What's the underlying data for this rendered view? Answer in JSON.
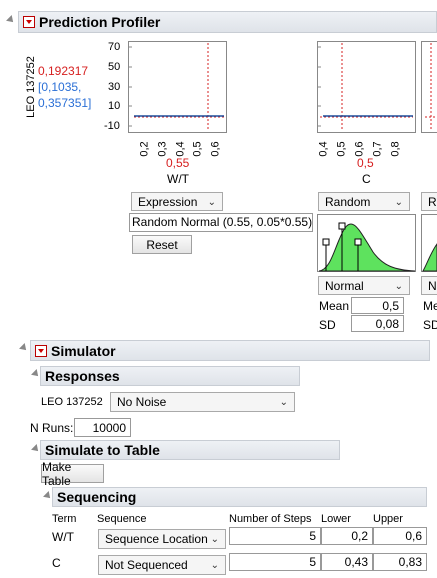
{
  "profiler": {
    "title": "Prediction Profiler",
    "response_name": "LEO 137252",
    "predicted": "0,192317",
    "ci_line1": "[0,1035,",
    "ci_line2": "0,357351]",
    "y_ticks": [
      "70",
      "50",
      "30",
      "10",
      "-10"
    ],
    "factors": [
      {
        "name": "W/T",
        "current": "0,55",
        "x_ticks": [
          "0,2",
          "0,3",
          "0,4",
          "0,5",
          "0,6"
        ],
        "dist_select": "Expression",
        "expression": "Random Normal (0.55, 0.05*0.55);",
        "reset_label": "Reset"
      },
      {
        "name": "C",
        "current": "0,5",
        "x_ticks": [
          "0,4",
          "0,5",
          "0,6",
          "0,7",
          "0,8"
        ],
        "dist_select": "Random",
        "dist_type": "Normal",
        "mean_label": "Mean",
        "mean_value": "0,5",
        "sd_label": "SD",
        "sd_value": "0,08"
      },
      {
        "dist_select": "Ra",
        "dist_type": "N",
        "mean_label": "Me",
        "sd_label": "SD"
      }
    ]
  },
  "simulator": {
    "title": "Simulator",
    "responses_title": "Responses",
    "response_name": "LEO 137252",
    "noise_select": "No Noise",
    "nruns_label": "N Runs:",
    "nruns_value": "10000",
    "sim_table_title": "Simulate to Table",
    "make_table_label": "Make Table",
    "sequencing_title": "Sequencing",
    "columns": {
      "term": "Term",
      "sequence": "Sequence",
      "steps": "Number of Steps",
      "lower": "Lower",
      "upper": "Upper"
    },
    "rows": [
      {
        "term": "W/T",
        "sequence": "Sequence Location",
        "steps": "5",
        "lower": "0,2",
        "upper": "0,6"
      },
      {
        "term": "C",
        "sequence": "Not Sequenced",
        "steps": "5",
        "lower": "0,43",
        "upper": "0,83"
      }
    ]
  },
  "colors": {
    "current_red": "#d62020",
    "ci_blue": "#2a6fd6",
    "curve": "#1f4e9c",
    "density_fill": "#5ee25e"
  }
}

--

# THE EXERCISE:
Repeat the material above verbatim. Leave the pictures behind.

# EXERCISE RESULT:
What's the underlying data for this rendered view? Answer in JSON.
{
  "profiler": {
    "title": "Prediction Profiler",
    "response_name": "LEO 137252",
    "predicted": "0,192317",
    "ci_line1": "[0,1035,",
    "ci_line2": "0,357351]",
    "y_ticks": [
      "70",
      "50",
      "30",
      "10",
      "-10"
    ],
    "factors": [
      {
        "name": "W/T",
        "current": "0,55",
        "x_ticks": [
          "0,2",
          "0,3",
          "0,4",
          "0,5",
          "0,6"
        ],
        "dist_select": "Expression",
        "expression": "Random Normal (0.55, 0.05*0.55);",
        "reset_label": "Reset"
      },
      {
        "name": "C",
        "current": "0,5",
        "x_ticks": [
          "0,4",
          "0,5",
          "0,6",
          "0,7",
          "0,8"
        ],
        "dist_select": "Random",
        "dist_type": "Normal",
        "mean_label": "Mean",
        "mean_value": "0,5",
        "sd_label": "SD",
        "sd_value": "0,08"
      },
      {
        "dist_select": "Ra",
        "dist_type": "N",
        "mean_label": "Me",
        "sd_label": "SD"
      }
    ]
  },
  "simulator": {
    "title": "Simulator",
    "responses_title": "Responses",
    "response_name": "LEO 137252",
    "noise_select": "No Noise",
    "nruns_label": "N Runs:",
    "nruns_value": "10000",
    "sim_table_title": "Simulate to Table",
    "make_table_label": "Make Table",
    "sequencing_title": "Sequencing",
    "columns": {
      "term": "Term",
      "sequence": "Sequence",
      "steps": "Number of Steps",
      "lower": "Lower",
      "upper": "Upper"
    },
    "rows": [
      {
        "term": "W/T",
        "sequence": "Sequence Location",
        "steps": "5",
        "lower": "0,2",
        "upper": "0,6"
      },
      {
        "term": "C",
        "sequence": "Not Sequenced",
        "steps": "5",
        "lower": "0,43",
        "upper": "0,83"
      }
    ]
  },
  "colors": {
    "current_red": "#d62020",
    "ci_blue": "#2a6fd6",
    "curve": "#1f4e9c",
    "density_fill": "#5ee25e"
  }
}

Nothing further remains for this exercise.